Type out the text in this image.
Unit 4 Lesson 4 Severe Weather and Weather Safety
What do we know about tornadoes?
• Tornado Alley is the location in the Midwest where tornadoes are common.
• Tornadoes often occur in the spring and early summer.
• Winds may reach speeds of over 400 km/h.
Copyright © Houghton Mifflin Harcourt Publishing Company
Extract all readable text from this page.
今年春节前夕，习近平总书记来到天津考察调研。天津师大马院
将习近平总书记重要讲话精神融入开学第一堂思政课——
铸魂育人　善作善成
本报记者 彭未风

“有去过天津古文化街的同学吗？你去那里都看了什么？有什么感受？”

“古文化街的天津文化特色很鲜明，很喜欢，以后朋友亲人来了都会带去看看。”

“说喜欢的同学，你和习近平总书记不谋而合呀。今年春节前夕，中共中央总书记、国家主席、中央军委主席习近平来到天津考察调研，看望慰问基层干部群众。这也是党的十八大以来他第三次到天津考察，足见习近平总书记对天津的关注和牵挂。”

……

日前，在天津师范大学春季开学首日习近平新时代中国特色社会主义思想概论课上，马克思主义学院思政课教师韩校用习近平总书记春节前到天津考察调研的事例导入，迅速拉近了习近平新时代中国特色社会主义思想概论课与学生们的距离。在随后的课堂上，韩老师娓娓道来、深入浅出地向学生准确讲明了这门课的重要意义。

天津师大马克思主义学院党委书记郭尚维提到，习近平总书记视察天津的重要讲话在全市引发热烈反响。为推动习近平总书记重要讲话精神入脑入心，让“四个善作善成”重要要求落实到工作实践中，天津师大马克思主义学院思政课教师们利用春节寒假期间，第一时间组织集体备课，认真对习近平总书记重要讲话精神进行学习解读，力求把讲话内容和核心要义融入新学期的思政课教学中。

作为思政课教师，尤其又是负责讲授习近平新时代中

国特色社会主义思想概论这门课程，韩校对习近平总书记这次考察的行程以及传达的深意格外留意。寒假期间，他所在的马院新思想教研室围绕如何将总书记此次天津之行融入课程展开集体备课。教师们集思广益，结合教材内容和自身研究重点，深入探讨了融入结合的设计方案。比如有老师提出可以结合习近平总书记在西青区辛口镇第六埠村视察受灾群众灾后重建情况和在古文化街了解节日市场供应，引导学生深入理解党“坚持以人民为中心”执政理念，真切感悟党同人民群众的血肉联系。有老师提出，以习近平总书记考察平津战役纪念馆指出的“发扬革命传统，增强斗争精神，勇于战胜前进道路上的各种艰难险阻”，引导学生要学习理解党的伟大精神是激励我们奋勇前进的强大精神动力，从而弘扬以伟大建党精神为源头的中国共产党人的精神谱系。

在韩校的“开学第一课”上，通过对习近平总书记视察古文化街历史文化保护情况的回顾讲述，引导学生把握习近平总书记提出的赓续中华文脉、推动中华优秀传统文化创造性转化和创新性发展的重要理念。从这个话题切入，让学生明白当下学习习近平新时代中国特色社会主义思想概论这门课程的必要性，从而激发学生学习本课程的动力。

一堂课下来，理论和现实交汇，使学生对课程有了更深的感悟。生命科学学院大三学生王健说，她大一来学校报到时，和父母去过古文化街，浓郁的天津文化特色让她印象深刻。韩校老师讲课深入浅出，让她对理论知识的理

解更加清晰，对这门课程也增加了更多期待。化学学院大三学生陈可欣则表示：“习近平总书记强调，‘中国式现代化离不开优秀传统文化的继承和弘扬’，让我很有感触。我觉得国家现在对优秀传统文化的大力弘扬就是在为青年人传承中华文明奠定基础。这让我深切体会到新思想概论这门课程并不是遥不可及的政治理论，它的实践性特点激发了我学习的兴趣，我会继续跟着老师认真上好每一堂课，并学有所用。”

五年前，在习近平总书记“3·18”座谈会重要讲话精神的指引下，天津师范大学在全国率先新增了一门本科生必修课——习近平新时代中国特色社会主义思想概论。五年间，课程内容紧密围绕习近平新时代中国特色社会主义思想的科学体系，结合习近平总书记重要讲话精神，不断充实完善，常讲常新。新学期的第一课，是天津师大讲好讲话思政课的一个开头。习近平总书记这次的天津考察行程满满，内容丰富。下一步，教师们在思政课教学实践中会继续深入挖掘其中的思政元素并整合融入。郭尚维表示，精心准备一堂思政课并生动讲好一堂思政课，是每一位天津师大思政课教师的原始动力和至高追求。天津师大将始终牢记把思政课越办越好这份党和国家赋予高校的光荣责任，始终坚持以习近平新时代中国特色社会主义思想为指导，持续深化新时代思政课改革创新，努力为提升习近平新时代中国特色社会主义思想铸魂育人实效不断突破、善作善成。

++++++++++++++++++++

▸ Short problem
Take the line that contains "Extract all readable text from this page." and every line after it through the end of the listing above, and repeat them exactly.

▸ Response
Extract all readable text from this page.
今年春节前夕，习近平总书记来到天津考察调研。天津师大马院
将习近平总书记重要讲话精神融入开学第一堂思政课——
铸魂育人　善作善成
本报记者 彭未风

“有去过天津古文化街的同学吗？你去那里都看了什么？有什么感受？”

“古文化街的天津文化特色很鲜明，很喜欢，以后朋友亲人来了都会带去看看。”

“说喜欢的同学，你和习近平总书记不谋而合呀。今年春节前夕，中共中央总书记、国家主席、中央军委主席习近平来到天津考察调研，看望慰问基层干部群众。这也是党的十八大以来他第三次到天津考察，足见习近平总书记对天津的关注和牵挂。”

……

日前，在天津师范大学春季开学首日习近平新时代中国特色社会主义思想概论课上，马克思主义学院思政课教师韩校用习近平总书记春节前到天津考察调研的事例导入，迅速拉近了习近平新时代中国特色社会主义思想概论课与学生们的距离。在随后的课堂上，韩老师娓娓道来、深入浅出地向学生准确讲明了这门课的重要意义。

天津师大马克思主义学院党委书记郭尚维提到，习近平总书记视察天津的重要讲话在全市引发热烈反响。为推动习近平总书记重要讲话精神入脑入心，让“四个善作善成”重要要求落实到工作实践中，天津师大马克思主义学院思政课教师们利用春节寒假期间，第一时间组织集体备课，认真对习近平总书记重要讲话精神进行学习解读，力求把讲话内容和核心要义融入新学期的思政课教学中。

作为思政课教师，尤其又是负责讲授习近平新时代中

国特色社会主义思想概论这门课程，韩校对习近平总书记这次考察的行程以及传达的深意格外留意。寒假期间，他所在的马院新思想教研室围绕如何将总书记此次天津之行融入课程展开集体备课。教师们集思广益，结合教材内容和自身研究重点，深入探讨了融入结合的设计方案。比如有老师提出可以结合习近平总书记在西青区辛口镇第六埠村视察受灾群众灾后重建情况和在古文化街了解节日市场供应，引导学生深入理解党“坚持以人民为中心”执政理念，真切感悟党同人民群众的血肉联系。有老师提出，以习近平总书记考察平津战役纪念馆指出的“发扬革命传统，增强斗争精神，勇于战胜前进道路上的各种艰难险阻”，引导学生要学习理解党的伟大精神是激励我们奋勇前进的强大精神动力，从而弘扬以伟大建党精神为源头的中国共产党人的精神谱系。

在韩校的“开学第一课”上，通过对习近平总书记视察古文化街历史文化保护情况的回顾讲述，引导学生把握习近平总书记提出的赓续中华文脉、推动中华优秀传统文化创造性转化和创新性发展的重要理念。从这个话题切入，让学生明白当下学习习近平新时代中国特色社会主义思想概论这门课程的必要性，从而激发学生学习本课程的动力。

一堂课下来，理论和现实交汇，使学生对课程有了更深的感悟。生命科学学院大三学生王健说，她大一来学校报到时，和父母去过古文化街，浓郁的天津文化特色让她印象深刻。韩校老师讲课深入浅出，让她对理论知识的理

解更加清晰，对这门课程也增加了更多期待。化学学院大三学生陈可欣则表示：“习近平总书记强调，‘中国式现代化离不开优秀传统文化的继承和弘扬’，让我很有感触。我觉得国家现在对优秀传统文化的大力弘扬就是在为青年人传承中华文明奠定基础。这让我深切体会到新思想概论这门课程并不是遥不可及的政治理论，它的实践性特点激发了我学习的兴趣，我会继续跟着老师认真上好每一堂课，并学有所用。”

五年前，在习近平总书记“3·18”座谈会重要讲话精神的指引下，天津师范大学在全国率先新增了一门本科生必修课——习近平新时代中国特色社会主义思想概论。五年间，课程内容紧密围绕习近平新时代中国特色社会主义思想的科学体系，结合习近平总书记重要讲话精神，不断充实完善，常讲常新。新学期的第一课，是天津师大讲好讲话思政课的一个开头。习近平总书记这次的天津考察行程满满，内容丰富。下一步，教师们在思政课教学实践中会继续深入挖掘其中的思政元素并整合融入。郭尚维表示，精心准备一堂思政课并生动讲好一堂思政课，是每一位天津师大思政课教师的原始动力和至高追求。天津师大将始终牢记把思政课越办越好这份党和国家赋予高校的光荣责任，始终坚持以习近平新时代中国特色社会主义思想为指导，持续深化新时代思政课改革创新，努力为提升习近平新时代中国特色社会主义思想铸魂育人实效不断突破、善作善成。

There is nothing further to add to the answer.